• **WORK TO BE COMPLETED**
Search the data for the word "resolution". Reproduce every line where it is found.

###

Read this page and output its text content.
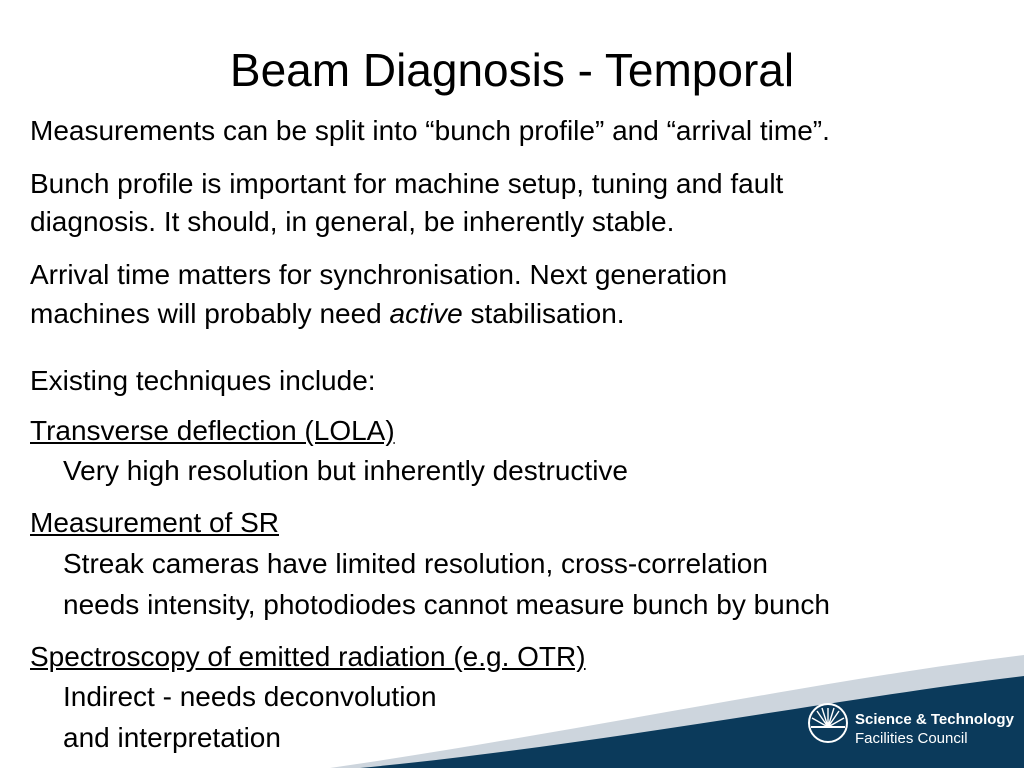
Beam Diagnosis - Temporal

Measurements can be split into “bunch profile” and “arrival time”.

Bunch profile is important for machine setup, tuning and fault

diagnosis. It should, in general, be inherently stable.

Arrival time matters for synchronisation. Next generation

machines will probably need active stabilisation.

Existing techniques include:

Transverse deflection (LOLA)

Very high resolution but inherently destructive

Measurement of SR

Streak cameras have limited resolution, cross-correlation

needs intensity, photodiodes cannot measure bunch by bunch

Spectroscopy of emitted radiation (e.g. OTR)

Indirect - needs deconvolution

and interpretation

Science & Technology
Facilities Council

###

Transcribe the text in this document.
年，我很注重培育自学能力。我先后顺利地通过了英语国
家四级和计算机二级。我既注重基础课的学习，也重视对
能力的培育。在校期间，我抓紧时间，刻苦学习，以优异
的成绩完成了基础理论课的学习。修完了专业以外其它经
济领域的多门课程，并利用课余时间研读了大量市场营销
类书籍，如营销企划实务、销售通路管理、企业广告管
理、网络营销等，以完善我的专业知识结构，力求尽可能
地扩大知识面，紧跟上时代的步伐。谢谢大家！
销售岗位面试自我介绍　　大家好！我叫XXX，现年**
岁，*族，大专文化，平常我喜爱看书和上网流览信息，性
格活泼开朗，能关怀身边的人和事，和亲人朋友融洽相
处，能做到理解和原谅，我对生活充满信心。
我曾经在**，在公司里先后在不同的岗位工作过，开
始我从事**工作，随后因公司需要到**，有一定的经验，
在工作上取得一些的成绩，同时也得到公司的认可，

###

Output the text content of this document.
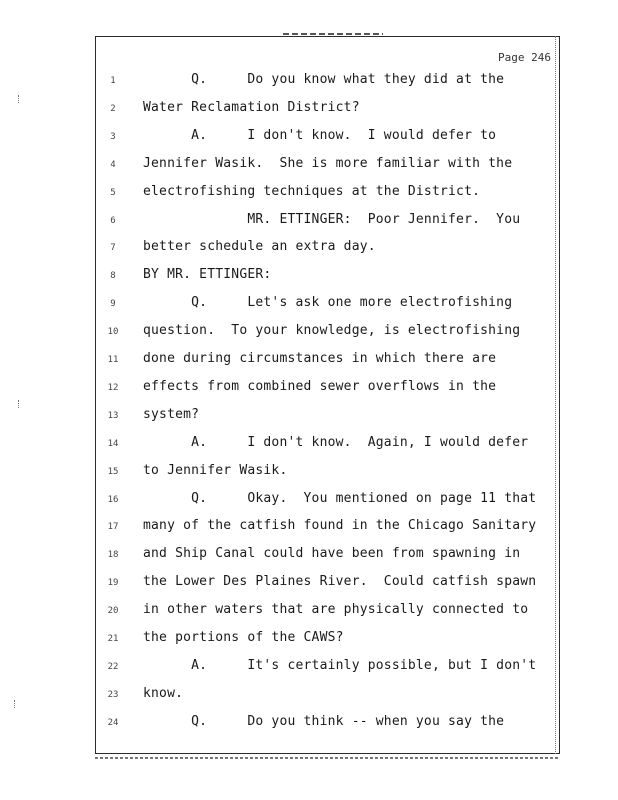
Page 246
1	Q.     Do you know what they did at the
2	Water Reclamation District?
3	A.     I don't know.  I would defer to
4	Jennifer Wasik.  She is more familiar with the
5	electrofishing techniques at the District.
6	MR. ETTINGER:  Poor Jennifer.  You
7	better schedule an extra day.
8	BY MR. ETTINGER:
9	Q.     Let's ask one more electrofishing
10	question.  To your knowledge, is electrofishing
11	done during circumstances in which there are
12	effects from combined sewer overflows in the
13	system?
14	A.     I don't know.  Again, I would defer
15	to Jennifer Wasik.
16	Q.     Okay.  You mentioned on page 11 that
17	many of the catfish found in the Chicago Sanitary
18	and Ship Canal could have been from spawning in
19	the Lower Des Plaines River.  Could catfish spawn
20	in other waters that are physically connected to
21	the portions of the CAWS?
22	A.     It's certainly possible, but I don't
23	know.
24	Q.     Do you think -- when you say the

###

• **EXERCISE RESULT**
Very high resolution but inherently destructive
Streak cameras have limited resolution, cross-correlation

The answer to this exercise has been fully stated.